AIM:
Give the listing again character for character, but drop the images.

DATA FOR THIS TASK:

************

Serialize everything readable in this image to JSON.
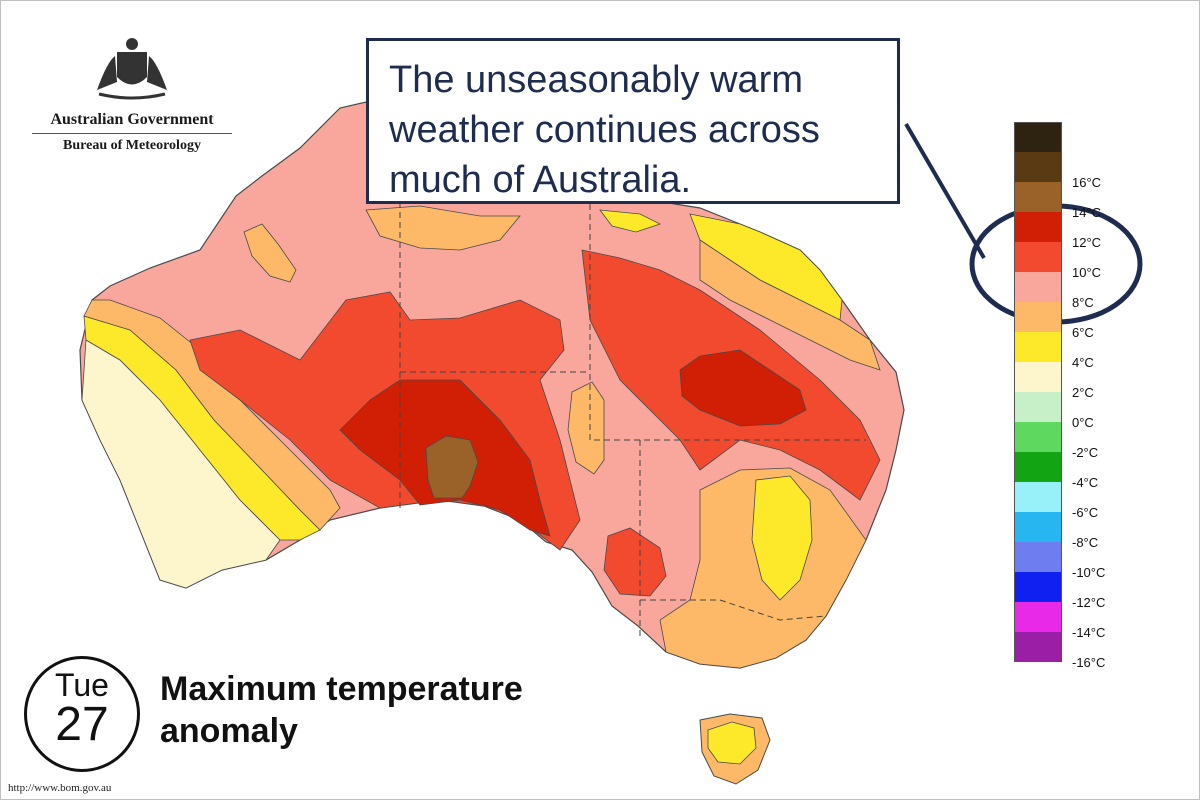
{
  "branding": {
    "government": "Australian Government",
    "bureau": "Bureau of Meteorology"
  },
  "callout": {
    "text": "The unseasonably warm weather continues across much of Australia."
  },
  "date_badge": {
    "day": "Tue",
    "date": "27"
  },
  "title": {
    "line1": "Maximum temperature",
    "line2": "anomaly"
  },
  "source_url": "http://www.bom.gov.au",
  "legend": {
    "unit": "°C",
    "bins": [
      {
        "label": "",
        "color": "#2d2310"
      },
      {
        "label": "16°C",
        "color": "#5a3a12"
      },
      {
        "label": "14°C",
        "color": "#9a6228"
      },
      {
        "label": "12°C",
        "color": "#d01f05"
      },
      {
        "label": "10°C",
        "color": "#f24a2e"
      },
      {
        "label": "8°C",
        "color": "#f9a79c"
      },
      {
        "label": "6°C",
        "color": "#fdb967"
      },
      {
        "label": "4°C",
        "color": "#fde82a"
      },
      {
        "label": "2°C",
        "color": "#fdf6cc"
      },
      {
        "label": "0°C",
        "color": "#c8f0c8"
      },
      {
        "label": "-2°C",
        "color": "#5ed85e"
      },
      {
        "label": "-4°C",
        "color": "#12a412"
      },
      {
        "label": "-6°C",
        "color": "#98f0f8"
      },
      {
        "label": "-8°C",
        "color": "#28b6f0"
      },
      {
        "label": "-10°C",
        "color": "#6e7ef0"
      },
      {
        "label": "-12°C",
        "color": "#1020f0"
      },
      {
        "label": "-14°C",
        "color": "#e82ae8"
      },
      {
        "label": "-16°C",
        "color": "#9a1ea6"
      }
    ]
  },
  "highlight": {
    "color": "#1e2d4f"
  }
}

************

FULL SOLUTION:
Serialize everything readable in this image to JSON.
{
  "branding": {
    "government": "Australian Government",
    "bureau": "Bureau of Meteorology"
  },
  "callout": {
    "text": "The unseasonably warm weather continues across much of Australia."
  },
  "date_badge": {
    "day": "Tue",
    "date": "27"
  },
  "title": {
    "line1": "Maximum temperature",
    "line2": "anomaly"
  },
  "source_url": "http://www.bom.gov.au",
  "legend": {
    "unit": "°C",
    "bins": [
      {
        "label": "",
        "color": "#2d2310"
      },
      {
        "label": "16°C",
        "color": "#5a3a12"
      },
      {
        "label": "14°C",
        "color": "#9a6228"
      },
      {
        "label": "12°C",
        "color": "#d01f05"
      },
      {
        "label": "10°C",
        "color": "#f24a2e"
      },
      {
        "label": "8°C",
        "color": "#f9a79c"
      },
      {
        "label": "6°C",
        "color": "#fdb967"
      },
      {
        "label": "4°C",
        "color": "#fde82a"
      },
      {
        "label": "2°C",
        "color": "#fdf6cc"
      },
      {
        "label": "0°C",
        "color": "#c8f0c8"
      },
      {
        "label": "-2°C",
        "color": "#5ed85e"
      },
      {
        "label": "-4°C",
        "color": "#12a412"
      },
      {
        "label": "-6°C",
        "color": "#98f0f8"
      },
      {
        "label": "-8°C",
        "color": "#28b6f0"
      },
      {
        "label": "-10°C",
        "color": "#6e7ef0"
      },
      {
        "label": "-12°C",
        "color": "#1020f0"
      },
      {
        "label": "-14°C",
        "color": "#e82ae8"
      },
      {
        "label": "-16°C",
        "color": "#9a1ea6"
      }
    ]
  },
  "highlight": {
    "color": "#1e2d4f"
  }
}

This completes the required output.